▸ **ARTICLE**:

┏━━

What makes this kind of behaviour even more confusing is that exactly a week ago you did the opposite thing, posting this picture on Facebook which put a really huge smile on my face. Call me an idiot, but this was as romantic as it gets - in a digital-age-kind of sense. I mean, this pic was for me, right? Honestly, I didn't have any doubt that it really was for me. But now? Yeah, maybe I was totally mislead and mistaken in the first place. I was really dumped having lost my cell phone in Linz, because the only thing I wanted to do was send you back some sort of photograph. I hated myself for losing that cell phone. I wanted to take a picture doing the exact same thing as you did. I went to like ten drug stores, trying to find a similar lighter, similar to the one you used in your pic. I was raising hell on earth to get back my cell phone. And on Christmas Eve, having got back the damn phone, I did exactly what I had wanted to do all the days before. Hey, I know this is not something huge, not some weirdo Hollywood-stuff, but still ... I really thought this is quite something. But just a few days later you like pull out the largest kitchen knife you can find and ram it up my stomach. What are you trying to prove here? That you can have other guys whenever you want to? That you are the most independent guy on the planet? That you are this hot male chick being admired by other guys? Or were you just proving something to me? I really gave it a long thought and the point is: I am not the type of guy that needs to be made jealous. Making out with guys is one thing, but telling me (indirectly) is another thing. There really is no reason to do something like that to me. That's not something I deserve, not anyone, for that matter. I was really hoping that you would at least respect me enough to not pull off such a thing. Conversely, I would never do something like that to you. Never. Ever. And you know what? I refuse to believe in what this one guy says - and we both know who I'm talking about. This guy constantly telling me that you are as cold as ice and keep doing the same thing no matter who the guy you're with is. I refuse to listen to that special friend of ours. Because I do NOT believe that you are like this. Not at all. This "friend" is an idiot. You are not.

┗━━

▸ **BRIEF 1**:
Count the lines in the rows below that contain the string "text", with case counting. Reply with the number only.

▸ **GIVEN RECORDS**:
┏━━

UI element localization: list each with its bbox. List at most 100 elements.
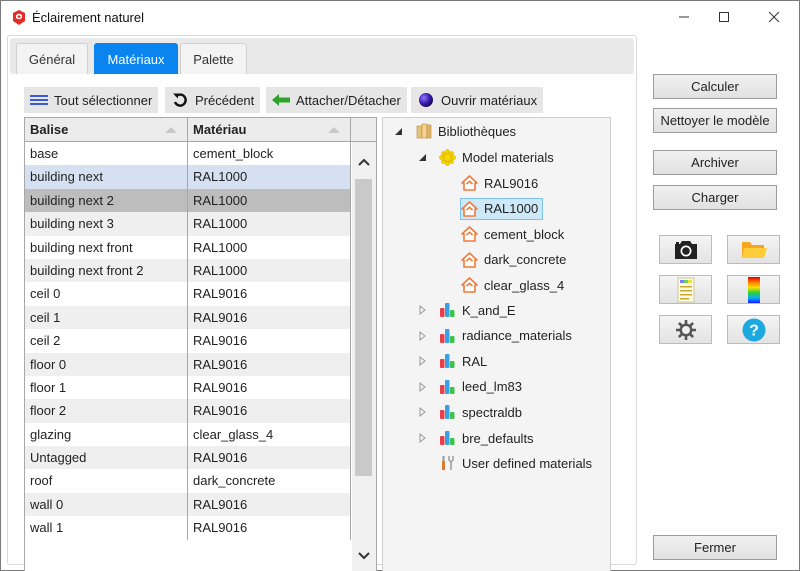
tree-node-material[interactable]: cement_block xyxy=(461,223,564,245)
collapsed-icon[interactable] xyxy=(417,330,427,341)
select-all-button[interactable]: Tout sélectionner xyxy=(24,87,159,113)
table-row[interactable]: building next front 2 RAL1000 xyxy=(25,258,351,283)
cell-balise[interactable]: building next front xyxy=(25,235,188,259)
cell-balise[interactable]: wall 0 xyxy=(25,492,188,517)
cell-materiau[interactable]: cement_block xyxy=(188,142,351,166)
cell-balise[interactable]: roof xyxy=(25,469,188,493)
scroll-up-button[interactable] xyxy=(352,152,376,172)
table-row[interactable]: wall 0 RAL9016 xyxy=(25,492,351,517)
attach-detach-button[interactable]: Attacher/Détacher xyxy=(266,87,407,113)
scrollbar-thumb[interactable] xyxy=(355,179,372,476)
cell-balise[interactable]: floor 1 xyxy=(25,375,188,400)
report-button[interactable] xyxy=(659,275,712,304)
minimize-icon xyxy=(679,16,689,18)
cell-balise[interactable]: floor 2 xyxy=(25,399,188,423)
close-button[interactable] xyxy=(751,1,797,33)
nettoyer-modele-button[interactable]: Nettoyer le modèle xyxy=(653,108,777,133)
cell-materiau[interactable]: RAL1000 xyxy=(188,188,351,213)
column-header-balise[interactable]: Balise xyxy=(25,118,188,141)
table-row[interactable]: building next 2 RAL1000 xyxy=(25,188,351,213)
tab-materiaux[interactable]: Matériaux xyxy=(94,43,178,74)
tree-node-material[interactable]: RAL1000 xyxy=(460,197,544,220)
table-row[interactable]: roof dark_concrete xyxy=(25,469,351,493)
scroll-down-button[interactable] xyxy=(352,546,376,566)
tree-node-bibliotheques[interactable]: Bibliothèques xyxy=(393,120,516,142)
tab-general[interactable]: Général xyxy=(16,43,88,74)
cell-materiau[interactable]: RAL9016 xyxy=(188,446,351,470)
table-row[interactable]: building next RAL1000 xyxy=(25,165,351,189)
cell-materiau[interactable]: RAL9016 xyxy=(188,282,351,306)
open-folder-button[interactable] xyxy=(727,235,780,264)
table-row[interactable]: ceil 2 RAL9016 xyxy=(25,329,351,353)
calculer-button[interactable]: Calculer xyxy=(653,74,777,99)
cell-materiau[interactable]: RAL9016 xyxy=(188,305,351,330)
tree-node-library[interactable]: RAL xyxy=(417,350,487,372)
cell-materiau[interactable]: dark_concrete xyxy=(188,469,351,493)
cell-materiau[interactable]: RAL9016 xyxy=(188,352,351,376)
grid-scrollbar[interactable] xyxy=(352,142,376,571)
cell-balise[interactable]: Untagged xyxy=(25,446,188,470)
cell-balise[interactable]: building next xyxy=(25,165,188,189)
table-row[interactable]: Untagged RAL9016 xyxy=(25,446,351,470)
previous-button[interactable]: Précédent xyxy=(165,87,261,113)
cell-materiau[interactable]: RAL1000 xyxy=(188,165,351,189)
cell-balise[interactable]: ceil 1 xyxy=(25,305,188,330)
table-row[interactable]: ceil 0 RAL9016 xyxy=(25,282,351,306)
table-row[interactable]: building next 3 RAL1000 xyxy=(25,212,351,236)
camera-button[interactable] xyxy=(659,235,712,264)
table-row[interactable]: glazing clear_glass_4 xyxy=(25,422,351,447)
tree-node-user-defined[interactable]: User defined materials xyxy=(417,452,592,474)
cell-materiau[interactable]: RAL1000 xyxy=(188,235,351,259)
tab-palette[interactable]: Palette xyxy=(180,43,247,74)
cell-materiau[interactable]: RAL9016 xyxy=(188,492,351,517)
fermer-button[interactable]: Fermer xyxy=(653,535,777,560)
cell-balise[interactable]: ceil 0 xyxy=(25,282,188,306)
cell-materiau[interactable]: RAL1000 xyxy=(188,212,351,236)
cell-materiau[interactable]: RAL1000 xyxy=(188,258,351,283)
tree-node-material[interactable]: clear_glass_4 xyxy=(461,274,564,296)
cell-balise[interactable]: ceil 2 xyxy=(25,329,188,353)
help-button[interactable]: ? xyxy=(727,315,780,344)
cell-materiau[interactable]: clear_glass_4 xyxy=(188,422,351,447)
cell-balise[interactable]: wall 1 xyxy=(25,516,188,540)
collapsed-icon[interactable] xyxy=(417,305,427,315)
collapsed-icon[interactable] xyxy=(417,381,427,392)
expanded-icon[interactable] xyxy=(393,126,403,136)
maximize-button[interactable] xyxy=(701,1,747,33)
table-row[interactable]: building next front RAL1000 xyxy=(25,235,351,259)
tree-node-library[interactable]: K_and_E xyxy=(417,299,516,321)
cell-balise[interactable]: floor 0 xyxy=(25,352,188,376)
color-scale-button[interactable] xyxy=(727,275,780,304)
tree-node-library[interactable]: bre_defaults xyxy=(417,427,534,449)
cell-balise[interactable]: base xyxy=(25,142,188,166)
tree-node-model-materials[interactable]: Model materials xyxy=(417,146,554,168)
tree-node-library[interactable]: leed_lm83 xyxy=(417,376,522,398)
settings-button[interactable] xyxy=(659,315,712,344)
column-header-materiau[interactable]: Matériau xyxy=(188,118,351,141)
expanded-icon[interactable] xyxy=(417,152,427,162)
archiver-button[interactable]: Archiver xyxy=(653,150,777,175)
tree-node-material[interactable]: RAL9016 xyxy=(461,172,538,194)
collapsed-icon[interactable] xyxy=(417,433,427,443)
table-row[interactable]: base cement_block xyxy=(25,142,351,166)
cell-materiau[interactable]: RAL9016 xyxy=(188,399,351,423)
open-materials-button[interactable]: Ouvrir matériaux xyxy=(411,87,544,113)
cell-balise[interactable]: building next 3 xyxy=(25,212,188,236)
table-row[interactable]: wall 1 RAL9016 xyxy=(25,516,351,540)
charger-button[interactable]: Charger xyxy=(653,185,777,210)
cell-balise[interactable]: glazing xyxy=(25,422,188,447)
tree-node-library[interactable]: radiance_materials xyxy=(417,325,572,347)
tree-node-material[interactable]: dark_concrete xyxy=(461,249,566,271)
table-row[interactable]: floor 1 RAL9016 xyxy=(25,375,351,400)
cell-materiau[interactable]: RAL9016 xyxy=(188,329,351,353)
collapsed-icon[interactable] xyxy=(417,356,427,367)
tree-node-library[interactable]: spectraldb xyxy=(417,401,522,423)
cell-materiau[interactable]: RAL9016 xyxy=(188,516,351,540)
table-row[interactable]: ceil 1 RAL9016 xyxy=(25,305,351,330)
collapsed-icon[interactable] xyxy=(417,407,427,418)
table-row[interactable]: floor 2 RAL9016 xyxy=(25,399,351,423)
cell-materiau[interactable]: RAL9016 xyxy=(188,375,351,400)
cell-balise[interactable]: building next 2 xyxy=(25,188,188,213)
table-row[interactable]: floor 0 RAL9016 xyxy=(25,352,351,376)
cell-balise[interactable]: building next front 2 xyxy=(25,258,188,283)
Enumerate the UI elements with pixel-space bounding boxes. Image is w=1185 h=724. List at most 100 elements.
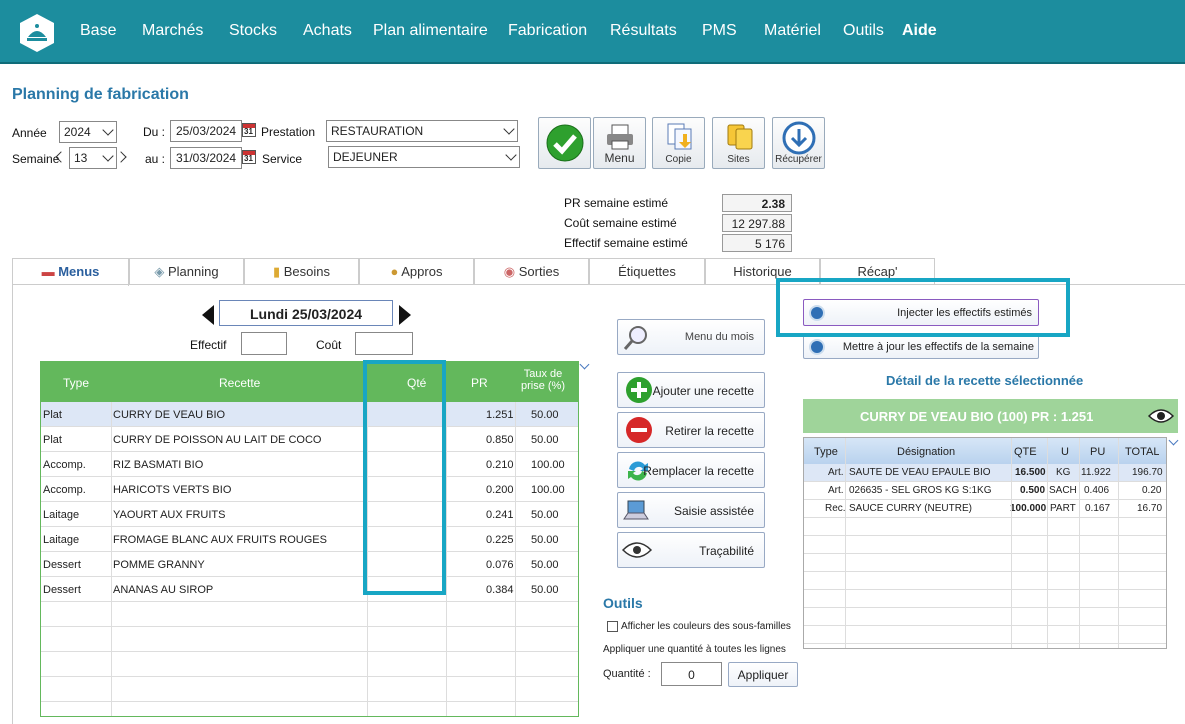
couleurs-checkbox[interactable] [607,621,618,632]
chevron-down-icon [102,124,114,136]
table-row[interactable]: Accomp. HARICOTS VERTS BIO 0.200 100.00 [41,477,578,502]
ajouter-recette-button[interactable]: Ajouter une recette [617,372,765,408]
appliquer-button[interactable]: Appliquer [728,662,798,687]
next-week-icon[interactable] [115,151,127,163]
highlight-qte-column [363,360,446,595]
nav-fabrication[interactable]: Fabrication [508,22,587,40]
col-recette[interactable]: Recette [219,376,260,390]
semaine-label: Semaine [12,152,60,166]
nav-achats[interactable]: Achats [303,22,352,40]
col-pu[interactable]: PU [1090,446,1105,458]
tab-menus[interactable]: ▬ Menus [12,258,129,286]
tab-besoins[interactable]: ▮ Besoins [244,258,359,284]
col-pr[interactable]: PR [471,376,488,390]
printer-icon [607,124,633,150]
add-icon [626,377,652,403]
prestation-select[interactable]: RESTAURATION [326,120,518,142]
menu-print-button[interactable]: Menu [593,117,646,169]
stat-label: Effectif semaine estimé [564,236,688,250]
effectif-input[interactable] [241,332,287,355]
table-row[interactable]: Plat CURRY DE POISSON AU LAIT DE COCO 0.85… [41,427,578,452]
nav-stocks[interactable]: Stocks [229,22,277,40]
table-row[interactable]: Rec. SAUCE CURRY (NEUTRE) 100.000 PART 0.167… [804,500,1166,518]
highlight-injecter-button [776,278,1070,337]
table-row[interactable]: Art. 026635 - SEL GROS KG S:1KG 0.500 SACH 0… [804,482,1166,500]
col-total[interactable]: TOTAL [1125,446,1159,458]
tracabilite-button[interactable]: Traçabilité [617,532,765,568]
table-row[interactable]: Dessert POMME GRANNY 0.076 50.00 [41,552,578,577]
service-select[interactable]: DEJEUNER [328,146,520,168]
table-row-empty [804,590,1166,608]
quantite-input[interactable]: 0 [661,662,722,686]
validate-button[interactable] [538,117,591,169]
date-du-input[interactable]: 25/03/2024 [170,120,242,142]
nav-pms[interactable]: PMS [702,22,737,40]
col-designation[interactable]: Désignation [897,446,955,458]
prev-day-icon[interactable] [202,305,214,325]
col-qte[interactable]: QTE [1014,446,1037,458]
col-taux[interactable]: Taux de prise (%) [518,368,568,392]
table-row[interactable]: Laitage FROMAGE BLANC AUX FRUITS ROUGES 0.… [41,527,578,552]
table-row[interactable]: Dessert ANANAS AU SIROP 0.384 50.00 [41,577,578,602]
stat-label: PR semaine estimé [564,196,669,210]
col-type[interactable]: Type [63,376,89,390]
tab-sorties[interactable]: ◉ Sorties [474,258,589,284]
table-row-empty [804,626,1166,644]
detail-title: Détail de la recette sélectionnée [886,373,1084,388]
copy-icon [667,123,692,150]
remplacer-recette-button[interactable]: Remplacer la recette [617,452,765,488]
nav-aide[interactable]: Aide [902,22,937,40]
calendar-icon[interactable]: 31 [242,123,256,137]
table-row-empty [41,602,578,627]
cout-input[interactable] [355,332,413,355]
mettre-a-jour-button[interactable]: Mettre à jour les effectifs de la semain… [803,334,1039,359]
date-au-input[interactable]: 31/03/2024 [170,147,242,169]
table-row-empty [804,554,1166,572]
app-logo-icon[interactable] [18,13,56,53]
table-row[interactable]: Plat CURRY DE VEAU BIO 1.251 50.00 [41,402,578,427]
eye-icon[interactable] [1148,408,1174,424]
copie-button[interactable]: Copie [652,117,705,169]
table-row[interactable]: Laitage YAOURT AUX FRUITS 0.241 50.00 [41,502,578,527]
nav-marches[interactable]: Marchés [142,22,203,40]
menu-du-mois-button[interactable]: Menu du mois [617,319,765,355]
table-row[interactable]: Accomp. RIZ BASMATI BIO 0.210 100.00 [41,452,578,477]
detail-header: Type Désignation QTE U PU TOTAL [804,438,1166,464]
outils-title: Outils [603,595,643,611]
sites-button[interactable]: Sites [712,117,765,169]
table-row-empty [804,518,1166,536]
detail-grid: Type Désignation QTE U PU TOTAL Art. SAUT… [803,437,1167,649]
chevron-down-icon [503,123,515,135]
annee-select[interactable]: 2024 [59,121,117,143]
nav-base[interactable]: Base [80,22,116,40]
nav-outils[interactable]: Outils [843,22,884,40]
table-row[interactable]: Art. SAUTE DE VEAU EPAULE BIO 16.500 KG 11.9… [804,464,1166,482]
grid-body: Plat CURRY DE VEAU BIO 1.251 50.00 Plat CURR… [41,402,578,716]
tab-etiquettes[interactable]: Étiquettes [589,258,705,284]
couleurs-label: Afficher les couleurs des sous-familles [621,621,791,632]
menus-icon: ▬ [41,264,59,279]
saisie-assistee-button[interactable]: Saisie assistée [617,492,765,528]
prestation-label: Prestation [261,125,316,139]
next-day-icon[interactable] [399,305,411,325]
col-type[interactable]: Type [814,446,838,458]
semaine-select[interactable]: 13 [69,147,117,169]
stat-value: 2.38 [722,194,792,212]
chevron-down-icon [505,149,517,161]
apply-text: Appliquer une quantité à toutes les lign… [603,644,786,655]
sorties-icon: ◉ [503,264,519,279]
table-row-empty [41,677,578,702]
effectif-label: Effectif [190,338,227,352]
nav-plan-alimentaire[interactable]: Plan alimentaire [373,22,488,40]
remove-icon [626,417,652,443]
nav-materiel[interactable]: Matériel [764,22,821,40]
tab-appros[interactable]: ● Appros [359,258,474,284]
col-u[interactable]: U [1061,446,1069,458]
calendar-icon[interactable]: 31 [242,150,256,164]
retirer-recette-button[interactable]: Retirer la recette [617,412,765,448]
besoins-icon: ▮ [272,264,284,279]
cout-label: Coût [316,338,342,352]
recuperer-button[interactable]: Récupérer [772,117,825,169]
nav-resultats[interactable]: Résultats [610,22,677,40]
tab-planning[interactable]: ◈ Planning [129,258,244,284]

┗━━
┏━━

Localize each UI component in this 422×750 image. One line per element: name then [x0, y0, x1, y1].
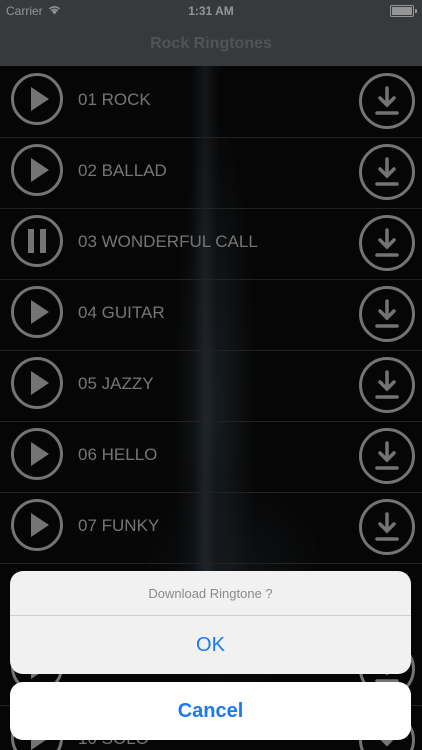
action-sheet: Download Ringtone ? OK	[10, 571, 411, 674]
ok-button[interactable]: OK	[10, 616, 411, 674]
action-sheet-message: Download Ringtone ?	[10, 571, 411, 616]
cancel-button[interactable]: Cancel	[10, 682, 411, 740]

┗━━
┏━━

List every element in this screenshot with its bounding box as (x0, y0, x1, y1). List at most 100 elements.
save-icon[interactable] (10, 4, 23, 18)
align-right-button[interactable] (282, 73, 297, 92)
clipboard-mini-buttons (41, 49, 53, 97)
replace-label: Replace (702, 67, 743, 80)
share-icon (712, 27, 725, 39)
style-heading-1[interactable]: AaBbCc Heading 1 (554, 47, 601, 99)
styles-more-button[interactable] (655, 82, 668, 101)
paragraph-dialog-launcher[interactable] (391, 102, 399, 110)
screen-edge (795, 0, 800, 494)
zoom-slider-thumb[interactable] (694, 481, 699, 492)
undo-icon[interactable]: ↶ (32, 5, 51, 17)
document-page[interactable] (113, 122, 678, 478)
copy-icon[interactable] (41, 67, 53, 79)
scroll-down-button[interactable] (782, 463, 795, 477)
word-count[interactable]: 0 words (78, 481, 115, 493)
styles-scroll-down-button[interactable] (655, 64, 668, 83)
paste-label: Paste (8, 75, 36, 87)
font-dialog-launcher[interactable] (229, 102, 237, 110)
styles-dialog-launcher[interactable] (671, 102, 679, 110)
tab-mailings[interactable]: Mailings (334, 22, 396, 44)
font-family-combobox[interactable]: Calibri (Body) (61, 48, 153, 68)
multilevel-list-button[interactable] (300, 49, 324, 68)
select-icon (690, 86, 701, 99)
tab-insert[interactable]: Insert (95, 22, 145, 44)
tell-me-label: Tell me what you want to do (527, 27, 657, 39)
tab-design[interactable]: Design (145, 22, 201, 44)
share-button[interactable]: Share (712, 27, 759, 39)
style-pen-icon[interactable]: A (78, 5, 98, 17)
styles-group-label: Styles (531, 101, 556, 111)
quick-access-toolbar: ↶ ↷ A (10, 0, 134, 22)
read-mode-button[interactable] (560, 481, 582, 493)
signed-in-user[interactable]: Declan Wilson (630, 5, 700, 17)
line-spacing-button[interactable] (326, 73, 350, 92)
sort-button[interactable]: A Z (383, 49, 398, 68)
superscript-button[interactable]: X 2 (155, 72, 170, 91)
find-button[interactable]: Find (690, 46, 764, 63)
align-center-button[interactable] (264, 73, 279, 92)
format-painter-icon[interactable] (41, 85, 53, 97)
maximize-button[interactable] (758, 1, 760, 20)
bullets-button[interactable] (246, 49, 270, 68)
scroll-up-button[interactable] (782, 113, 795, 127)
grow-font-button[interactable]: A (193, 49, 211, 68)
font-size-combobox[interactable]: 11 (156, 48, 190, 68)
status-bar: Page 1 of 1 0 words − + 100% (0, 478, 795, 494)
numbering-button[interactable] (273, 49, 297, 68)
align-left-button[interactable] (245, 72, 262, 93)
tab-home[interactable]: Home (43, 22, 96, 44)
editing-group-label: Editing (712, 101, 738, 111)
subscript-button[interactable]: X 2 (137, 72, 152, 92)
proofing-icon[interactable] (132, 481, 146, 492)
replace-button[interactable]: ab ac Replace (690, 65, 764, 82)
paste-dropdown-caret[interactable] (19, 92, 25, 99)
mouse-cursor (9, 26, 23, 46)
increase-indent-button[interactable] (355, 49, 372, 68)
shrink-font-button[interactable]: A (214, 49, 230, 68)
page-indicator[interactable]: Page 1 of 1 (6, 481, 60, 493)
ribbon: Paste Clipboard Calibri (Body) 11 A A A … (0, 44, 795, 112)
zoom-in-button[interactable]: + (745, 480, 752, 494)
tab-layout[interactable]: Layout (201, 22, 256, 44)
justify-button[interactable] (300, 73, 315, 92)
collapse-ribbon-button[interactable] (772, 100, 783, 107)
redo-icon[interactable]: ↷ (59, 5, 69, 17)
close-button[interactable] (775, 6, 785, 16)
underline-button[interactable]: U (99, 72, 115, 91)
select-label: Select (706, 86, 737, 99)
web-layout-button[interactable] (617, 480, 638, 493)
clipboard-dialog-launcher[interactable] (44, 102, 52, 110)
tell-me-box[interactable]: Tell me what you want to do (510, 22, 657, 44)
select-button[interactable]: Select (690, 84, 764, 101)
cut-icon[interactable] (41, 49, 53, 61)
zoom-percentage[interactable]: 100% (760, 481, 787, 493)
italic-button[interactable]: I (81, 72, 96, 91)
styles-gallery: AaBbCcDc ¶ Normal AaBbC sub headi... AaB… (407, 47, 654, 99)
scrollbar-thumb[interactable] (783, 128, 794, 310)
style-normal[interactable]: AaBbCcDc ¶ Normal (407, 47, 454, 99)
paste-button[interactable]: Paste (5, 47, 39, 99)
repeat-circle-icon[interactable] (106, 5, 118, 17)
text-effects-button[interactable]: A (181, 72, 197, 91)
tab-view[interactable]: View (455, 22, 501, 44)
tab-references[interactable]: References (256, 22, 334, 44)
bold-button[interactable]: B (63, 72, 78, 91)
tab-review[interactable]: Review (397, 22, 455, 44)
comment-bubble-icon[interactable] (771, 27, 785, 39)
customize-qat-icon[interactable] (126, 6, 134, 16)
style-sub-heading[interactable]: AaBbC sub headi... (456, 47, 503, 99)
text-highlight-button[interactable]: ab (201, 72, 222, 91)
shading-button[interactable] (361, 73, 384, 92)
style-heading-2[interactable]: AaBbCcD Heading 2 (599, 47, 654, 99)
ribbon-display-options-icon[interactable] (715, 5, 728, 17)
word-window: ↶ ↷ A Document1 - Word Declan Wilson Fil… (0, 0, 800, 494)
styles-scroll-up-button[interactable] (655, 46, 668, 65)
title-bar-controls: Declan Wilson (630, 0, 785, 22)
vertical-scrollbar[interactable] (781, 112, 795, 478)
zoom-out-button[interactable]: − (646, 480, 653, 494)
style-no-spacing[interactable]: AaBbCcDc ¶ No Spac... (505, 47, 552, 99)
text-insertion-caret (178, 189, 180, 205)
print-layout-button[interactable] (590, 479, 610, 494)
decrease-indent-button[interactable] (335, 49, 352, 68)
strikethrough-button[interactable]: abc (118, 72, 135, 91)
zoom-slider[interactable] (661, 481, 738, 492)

┗━━

▸ **BRIEF 2**:
In the letter, in which city did the writer lose a cell phone?

▸ **WRITTEN REPLY 1**:
4

▸ **WRITTEN REPLY 2**:
Linz